__TO DO__. Type out the complete listing below word for word, without its pictures.

[Collected data entries]
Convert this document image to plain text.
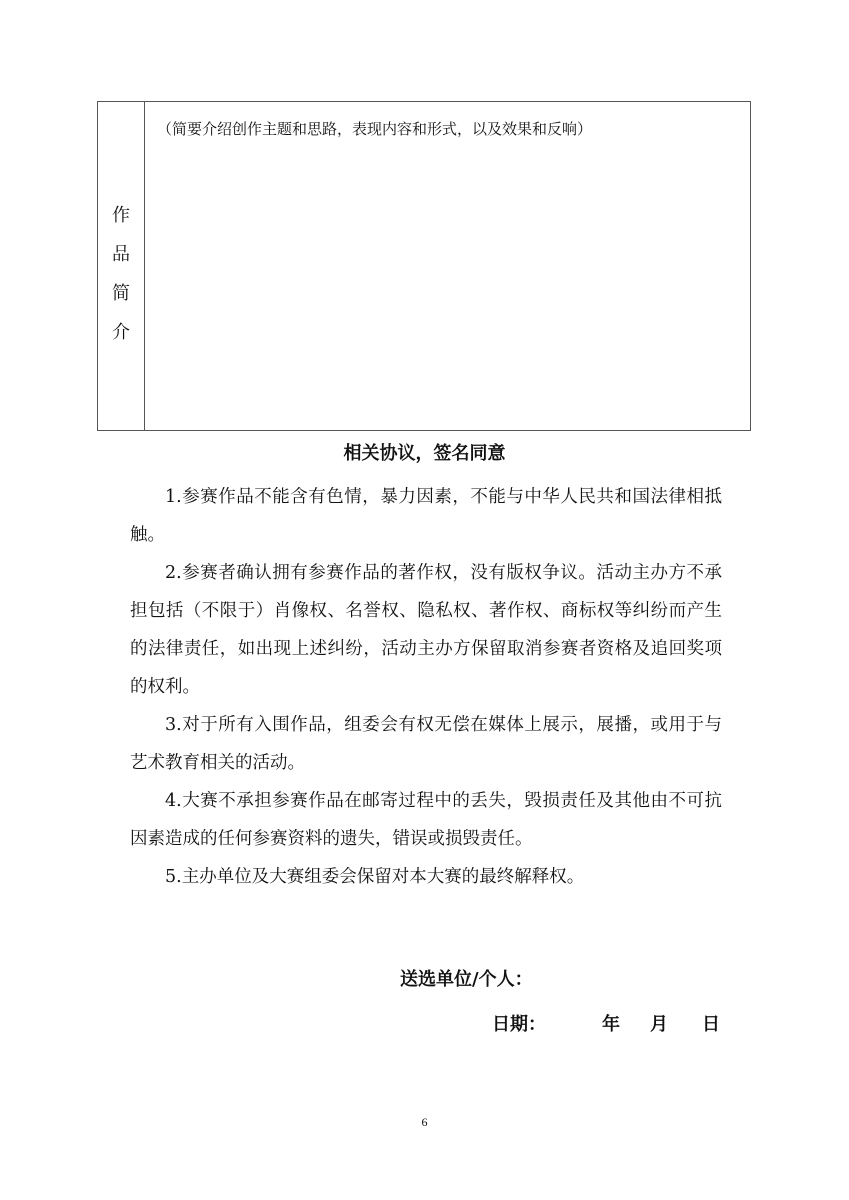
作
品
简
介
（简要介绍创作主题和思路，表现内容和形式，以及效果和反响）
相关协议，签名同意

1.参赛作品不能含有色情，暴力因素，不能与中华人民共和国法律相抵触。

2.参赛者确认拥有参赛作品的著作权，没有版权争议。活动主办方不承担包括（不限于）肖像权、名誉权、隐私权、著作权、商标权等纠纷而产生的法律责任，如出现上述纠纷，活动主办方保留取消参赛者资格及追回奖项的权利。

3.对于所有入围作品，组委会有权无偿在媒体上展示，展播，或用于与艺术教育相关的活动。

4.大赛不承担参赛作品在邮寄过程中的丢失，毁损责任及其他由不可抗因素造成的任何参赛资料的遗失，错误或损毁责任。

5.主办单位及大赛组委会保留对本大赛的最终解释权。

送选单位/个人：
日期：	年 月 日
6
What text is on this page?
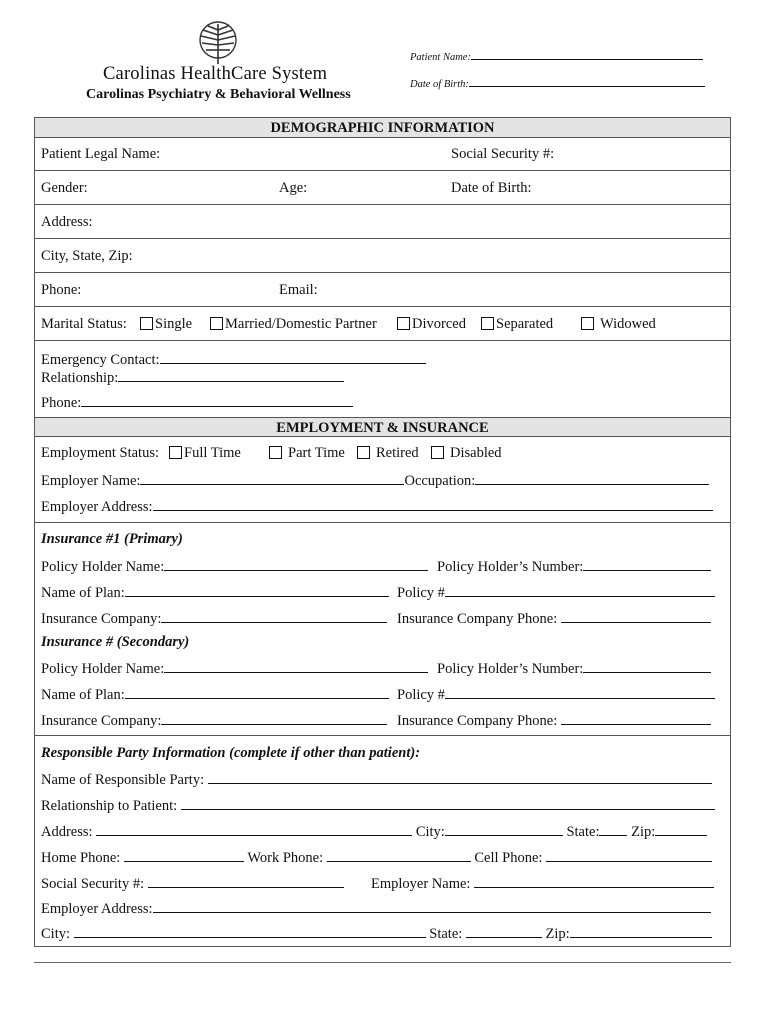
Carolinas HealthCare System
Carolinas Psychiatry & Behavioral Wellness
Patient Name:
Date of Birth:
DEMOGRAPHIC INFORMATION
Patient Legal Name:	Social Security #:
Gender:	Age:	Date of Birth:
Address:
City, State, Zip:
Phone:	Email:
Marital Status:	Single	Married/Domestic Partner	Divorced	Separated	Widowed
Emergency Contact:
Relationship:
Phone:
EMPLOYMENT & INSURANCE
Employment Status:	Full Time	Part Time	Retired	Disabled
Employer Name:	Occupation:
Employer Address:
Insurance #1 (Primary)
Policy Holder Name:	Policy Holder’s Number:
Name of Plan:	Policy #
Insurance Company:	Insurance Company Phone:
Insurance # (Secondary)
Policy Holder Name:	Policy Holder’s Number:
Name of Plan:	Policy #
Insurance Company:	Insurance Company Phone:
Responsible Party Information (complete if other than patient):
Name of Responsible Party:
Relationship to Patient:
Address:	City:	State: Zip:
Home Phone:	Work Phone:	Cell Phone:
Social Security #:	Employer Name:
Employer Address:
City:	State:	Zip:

__THE REPLY__.
Convert this document image to plain text.
作
品
简
介
（简要介绍创作主题和思路，表现内容和形式，以及效果和反响）
相关协议，签名同意

1.参赛作品不能含有色情，暴力因素，不能与中华人民共和国法律相抵触。

2.参赛者确认拥有参赛作品的著作权，没有版权争议。活动主办方不承担包括（不限于）肖像权、名誉权、隐私权、著作权、商标权等纠纷而产生的法律责任，如出现上述纠纷，活动主办方保留取消参赛者资格及追回奖项的权利。

3.对于所有入围作品，组委会有权无偿在媒体上展示，展播，或用于与艺术教育相关的活动。

4.大赛不承担参赛作品在邮寄过程中的丢失，毁损责任及其他由不可抗因素造成的任何参赛资料的遗失，错误或损毁责任。

5.主办单位及大赛组委会保留对本大赛的最终解释权。

送选单位/个人：
日期：	年 月 日
6
What text is on this page?
Carolinas HealthCare System
Carolinas Psychiatry & Behavioral Wellness
Patient Name:
Date of Birth:
DEMOGRAPHIC INFORMATION
Patient Legal Name:	Social Security #:
Gender:	Age:	Date of Birth:
Address:
City, State, Zip:
Phone:	Email:
Marital Status:	Single	Married/Domestic Partner	Divorced	Separated	Widowed
Emergency Contact:
Relationship:
Phone:
EMPLOYMENT & INSURANCE
Employment Status:	Full Time	Part Time	Retired	Disabled
Employer Name:	Occupation:
Employer Address:
Insurance #1 (Primary)
Policy Holder Name:	Policy Holder’s Number:
Name of Plan:	Policy #
Insurance Company:	Insurance Company Phone:
Insurance # (Secondary)
Policy Holder Name:	Policy Holder’s Number:
Name of Plan:	Policy #
Insurance Company:	Insurance Company Phone:
Responsible Party Information (complete if other than patient):
Name of Responsible Party:
Relationship to Patient:
Address:	City:	State: Zip:
Home Phone:	Work Phone:	Cell Phone:
Social Security #:	Employer Name:
Employer Address:
City:	State:	Zip:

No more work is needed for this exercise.